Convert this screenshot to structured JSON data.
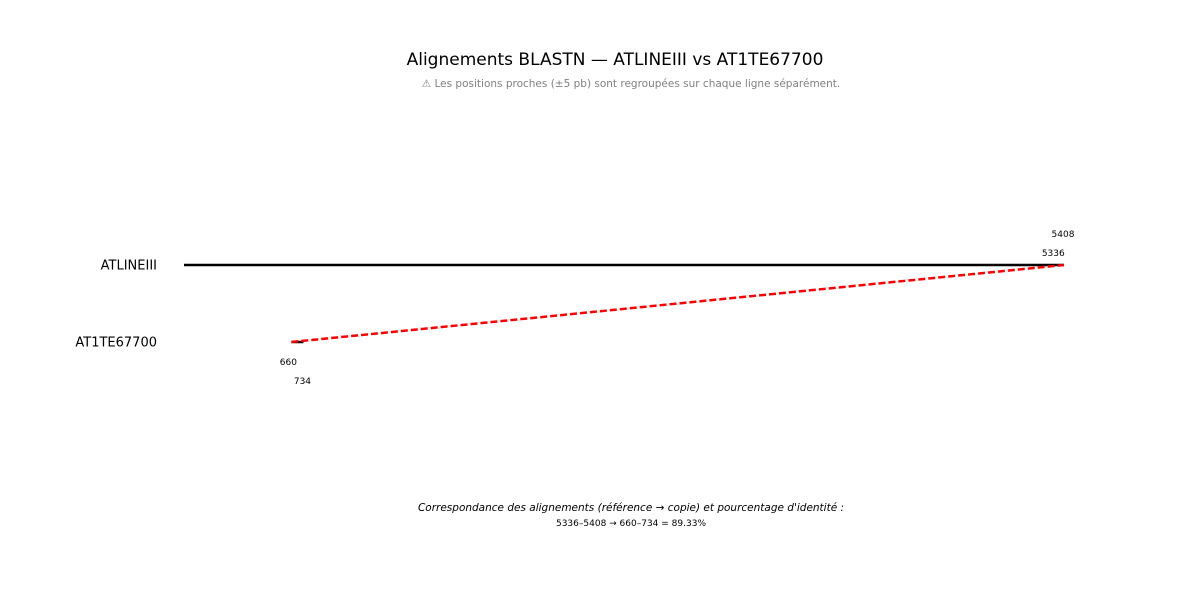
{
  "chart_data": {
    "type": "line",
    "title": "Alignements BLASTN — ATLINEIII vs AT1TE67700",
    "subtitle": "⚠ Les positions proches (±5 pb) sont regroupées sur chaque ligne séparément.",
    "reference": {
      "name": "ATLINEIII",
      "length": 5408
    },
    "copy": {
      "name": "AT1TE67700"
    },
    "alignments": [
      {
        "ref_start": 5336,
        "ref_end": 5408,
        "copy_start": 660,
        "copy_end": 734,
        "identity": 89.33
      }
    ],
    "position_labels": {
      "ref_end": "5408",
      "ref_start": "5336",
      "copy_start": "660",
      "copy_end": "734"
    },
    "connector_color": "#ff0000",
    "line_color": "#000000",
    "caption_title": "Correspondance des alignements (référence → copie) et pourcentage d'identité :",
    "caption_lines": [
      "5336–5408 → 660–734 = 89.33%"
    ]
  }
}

● **WHAT YOU ARE ASKED TO DO**: Select and copy every line of the material that holds the string "ATLINEIII".

● **PROBLEM SOLUTION**:
    "title": "Alignements BLASTN — ATLINEIII vs AT1TE67700",
      "name": "ATLINEIII",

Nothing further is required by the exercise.